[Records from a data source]
· · · ·

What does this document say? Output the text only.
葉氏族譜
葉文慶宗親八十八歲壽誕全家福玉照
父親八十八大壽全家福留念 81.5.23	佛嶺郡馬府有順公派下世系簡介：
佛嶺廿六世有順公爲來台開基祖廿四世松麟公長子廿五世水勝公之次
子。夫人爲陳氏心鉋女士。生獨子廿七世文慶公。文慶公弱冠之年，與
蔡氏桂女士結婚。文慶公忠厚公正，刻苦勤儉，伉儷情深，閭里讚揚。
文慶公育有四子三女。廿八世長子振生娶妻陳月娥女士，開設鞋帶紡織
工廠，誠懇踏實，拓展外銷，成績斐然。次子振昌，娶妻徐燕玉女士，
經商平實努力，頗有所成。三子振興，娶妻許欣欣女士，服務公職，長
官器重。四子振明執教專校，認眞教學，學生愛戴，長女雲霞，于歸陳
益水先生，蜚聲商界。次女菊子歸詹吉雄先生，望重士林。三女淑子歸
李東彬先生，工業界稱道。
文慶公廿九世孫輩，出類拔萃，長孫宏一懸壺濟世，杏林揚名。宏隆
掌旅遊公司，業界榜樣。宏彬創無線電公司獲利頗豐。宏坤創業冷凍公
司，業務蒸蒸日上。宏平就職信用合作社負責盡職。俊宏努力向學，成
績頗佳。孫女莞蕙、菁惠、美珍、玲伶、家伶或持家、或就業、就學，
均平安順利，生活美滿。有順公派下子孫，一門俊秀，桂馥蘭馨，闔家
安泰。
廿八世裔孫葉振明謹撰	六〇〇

· · · ·

- WORK INSTRUCTIONS
Retype all of the material above with every character intact.

- TASK SOLUTION
What does this document say? Output the text only.
葉氏族譜
葉文慶宗親八十八歲壽誕全家福玉照
父親八十八大壽全家福留念 81.5.23	佛嶺郡馬府有順公派下世系簡介：
佛嶺廿六世有順公爲來台開基祖廿四世松麟公長子廿五世水勝公之次
子。夫人爲陳氏心鉋女士。生獨子廿七世文慶公。文慶公弱冠之年，與
蔡氏桂女士結婚。文慶公忠厚公正，刻苦勤儉，伉儷情深，閭里讚揚。
文慶公育有四子三女。廿八世長子振生娶妻陳月娥女士，開設鞋帶紡織
工廠，誠懇踏實，拓展外銷，成績斐然。次子振昌，娶妻徐燕玉女士，
經商平實努力，頗有所成。三子振興，娶妻許欣欣女士，服務公職，長
官器重。四子振明執教專校，認眞教學，學生愛戴，長女雲霞，于歸陳
益水先生，蜚聲商界。次女菊子歸詹吉雄先生，望重士林。三女淑子歸
李東彬先生，工業界稱道。
文慶公廿九世孫輩，出類拔萃，長孫宏一懸壺濟世，杏林揚名。宏隆
掌旅遊公司，業界榜樣。宏彬創無線電公司獲利頗豐。宏坤創業冷凍公
司，業務蒸蒸日上。宏平就職信用合作社負責盡職。俊宏努力向學，成
績頗佳。孫女莞蕙、菁惠、美珍、玲伶、家伶或持家、或就業、就學，
均平安順利，生活美滿。有順公派下子孫，一門俊秀，桂馥蘭馨，闔家
安泰。
廿八世裔孫葉振明謹撰	六〇〇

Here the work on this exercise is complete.